• **SHORT TASK**: Below is a block of records: output all of them exactly and leave out the pictures.

Stored data entries
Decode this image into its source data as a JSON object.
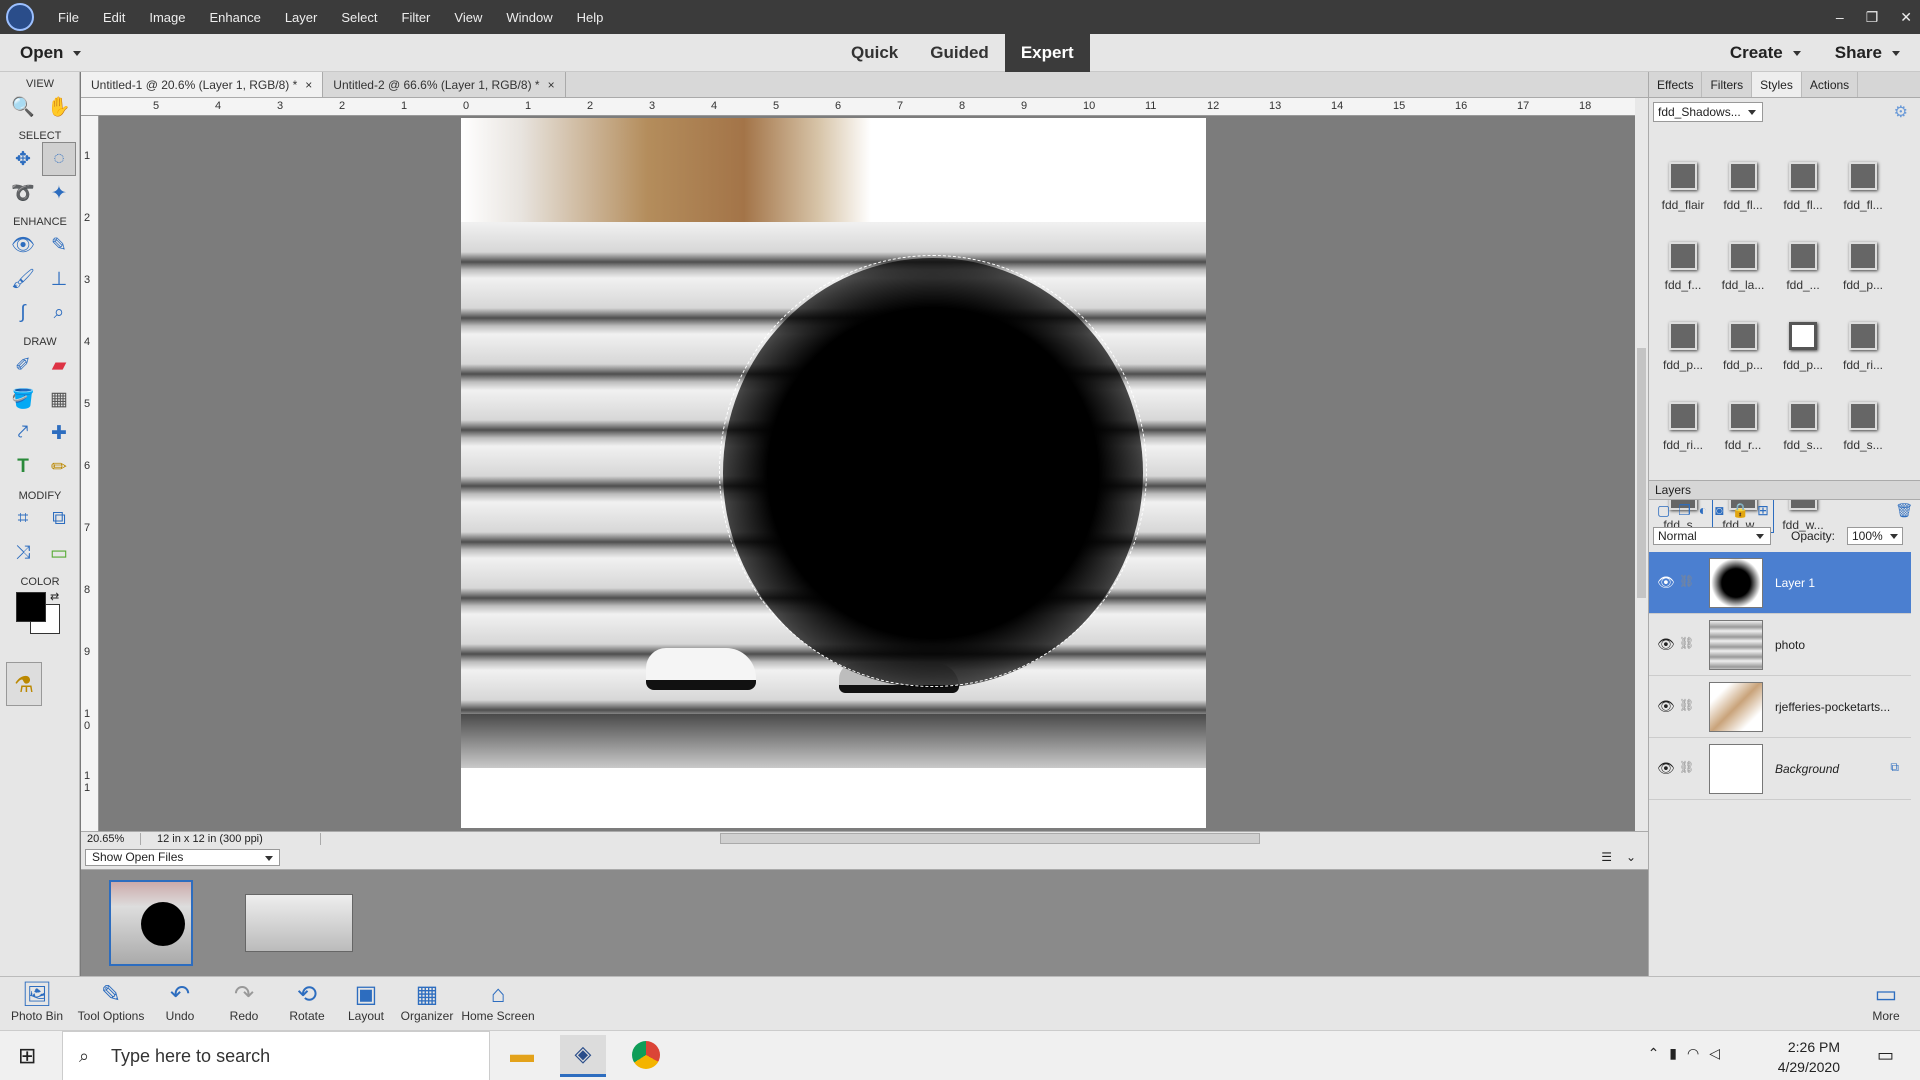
{
  "menubar": {
    "items": [
      "File",
      "Edit",
      "Image",
      "Enhance",
      "Layer",
      "Select",
      "Filter",
      "View",
      "Window",
      "Help"
    ]
  },
  "window_controls": {
    "minimize": "–",
    "restore": "❐",
    "close": "✕"
  },
  "modebar": {
    "open_label": "Open",
    "modes": [
      "Quick",
      "Guided",
      "Expert"
    ],
    "active_mode": "Expert",
    "create_label": "Create",
    "share_label": "Share"
  },
  "toolbox": {
    "sections": [
      "VIEW",
      "SELECT",
      "ENHANCE",
      "DRAW",
      "MODIFY",
      "COLOR"
    ],
    "foreground_color": "#000000",
    "background_color": "#ffffff"
  },
  "doc_tabs": [
    {
      "label": "Untitled-1 @ 20.6% (Layer 1, RGB/8) *",
      "active": true
    },
    {
      "label": "Untitled-2 @ 66.6% (Layer 1, RGB/8) *",
      "active": false
    }
  ],
  "ruler": {
    "top_ticks": [
      "5",
      "4",
      "3",
      "2",
      "1",
      "0",
      "1",
      "2",
      "3",
      "4",
      "5",
      "6",
      "7",
      "8",
      "9",
      "10",
      "11",
      "12",
      "13",
      "14",
      "15",
      "16",
      "17",
      "18"
    ],
    "left_ticks": [
      "1",
      "2",
      "3",
      "4",
      "5",
      "6",
      "7",
      "8",
      "9",
      "1 0",
      "1 1"
    ]
  },
  "status": {
    "zoom": "20.65%",
    "dimensions": "12 in x 12 in (300 ppi)"
  },
  "photo_bin": {
    "show_label": "Show Open Files"
  },
  "bottom_toolbar": {
    "photo_bin": "Photo Bin",
    "tool_options": "Tool Options",
    "undo": "Undo",
    "redo": "Redo",
    "rotate": "Rotate",
    "layout": "Layout",
    "organizer": "Organizer",
    "home_screen": "Home Screen",
    "more": "More"
  },
  "panel": {
    "tabs": [
      "Effects",
      "Filters",
      "Styles",
      "Actions"
    ],
    "active_tab": "Styles",
    "style_library": "fdd_Shadows...",
    "styles": [
      "fdd_flair",
      "fdd_fl...",
      "fdd_fl...",
      "fdd_fl...",
      "fdd_f...",
      "fdd_la...",
      "fdd_...",
      "fdd_p...",
      "fdd_p...",
      "fdd_p...",
      "fdd_p...",
      "fdd_ri...",
      "fdd_ri...",
      "fdd_r...",
      "fdd_s...",
      "fdd_s...",
      "fdd_s...",
      "fdd_w...",
      "fdd_w..."
    ]
  },
  "layers": {
    "title": "Layers",
    "blend_mode": "Normal",
    "opacity_label": "Opacity:",
    "opacity_value": "100%",
    "items": [
      {
        "name": "Layer 1",
        "selected": true
      },
      {
        "name": "photo",
        "selected": false
      },
      {
        "name": "rjefferies-pocketarts...",
        "selected": false
      },
      {
        "name": "Background",
        "selected": false
      }
    ]
  },
  "taskbar": {
    "search_placeholder": "Type here to search",
    "time": "2:26 PM",
    "date": "4/29/2020"
  }
}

• **EXERCISE RESULT**:
Decode this image into its source data as a JSON object.
{
  "menubar": {
    "items": [
      "File",
      "Edit",
      "Image",
      "Enhance",
      "Layer",
      "Select",
      "Filter",
      "View",
      "Window",
      "Help"
    ]
  },
  "window_controls": {
    "minimize": "–",
    "restore": "❐",
    "close": "✕"
  },
  "modebar": {
    "open_label": "Open",
    "modes": [
      "Quick",
      "Guided",
      "Expert"
    ],
    "active_mode": "Expert",
    "create_label": "Create",
    "share_label": "Share"
  },
  "toolbox": {
    "sections": [
      "VIEW",
      "SELECT",
      "ENHANCE",
      "DRAW",
      "MODIFY",
      "COLOR"
    ],
    "foreground_color": "#000000",
    "background_color": "#ffffff"
  },
  "doc_tabs": [
    {
      "label": "Untitled-1 @ 20.6% (Layer 1, RGB/8) *",
      "active": true
    },
    {
      "label": "Untitled-2 @ 66.6% (Layer 1, RGB/8) *",
      "active": false
    }
  ],
  "ruler": {
    "top_ticks": [
      "5",
      "4",
      "3",
      "2",
      "1",
      "0",
      "1",
      "2",
      "3",
      "4",
      "5",
      "6",
      "7",
      "8",
      "9",
      "10",
      "11",
      "12",
      "13",
      "14",
      "15",
      "16",
      "17",
      "18"
    ],
    "left_ticks": [
      "1",
      "2",
      "3",
      "4",
      "5",
      "6",
      "7",
      "8",
      "9",
      "1 0",
      "1 1"
    ]
  },
  "status": {
    "zoom": "20.65%",
    "dimensions": "12 in x 12 in (300 ppi)"
  },
  "photo_bin": {
    "show_label": "Show Open Files"
  },
  "bottom_toolbar": {
    "photo_bin": "Photo Bin",
    "tool_options": "Tool Options",
    "undo": "Undo",
    "redo": "Redo",
    "rotate": "Rotate",
    "layout": "Layout",
    "organizer": "Organizer",
    "home_screen": "Home Screen",
    "more": "More"
  },
  "panel": {
    "tabs": [
      "Effects",
      "Filters",
      "Styles",
      "Actions"
    ],
    "active_tab": "Styles",
    "style_library": "fdd_Shadows...",
    "styles": [
      "fdd_flair",
      "fdd_fl...",
      "fdd_fl...",
      "fdd_fl...",
      "fdd_f...",
      "fdd_la...",
      "fdd_...",
      "fdd_p...",
      "fdd_p...",
      "fdd_p...",
      "fdd_p...",
      "fdd_ri...",
      "fdd_ri...",
      "fdd_r...",
      "fdd_s...",
      "fdd_s...",
      "fdd_s...",
      "fdd_w...",
      "fdd_w..."
    ]
  },
  "layers": {
    "title": "Layers",
    "blend_mode": "Normal",
    "opacity_label": "Opacity:",
    "opacity_value": "100%",
    "items": [
      {
        "name": "Layer 1",
        "selected": true
      },
      {
        "name": "photo",
        "selected": false
      },
      {
        "name": "rjefferies-pocketarts...",
        "selected": false
      },
      {
        "name": "Background",
        "selected": false
      }
    ]
  },
  "taskbar": {
    "search_placeholder": "Type here to search",
    "time": "2:26 PM",
    "date": "4/29/2020"
  }
}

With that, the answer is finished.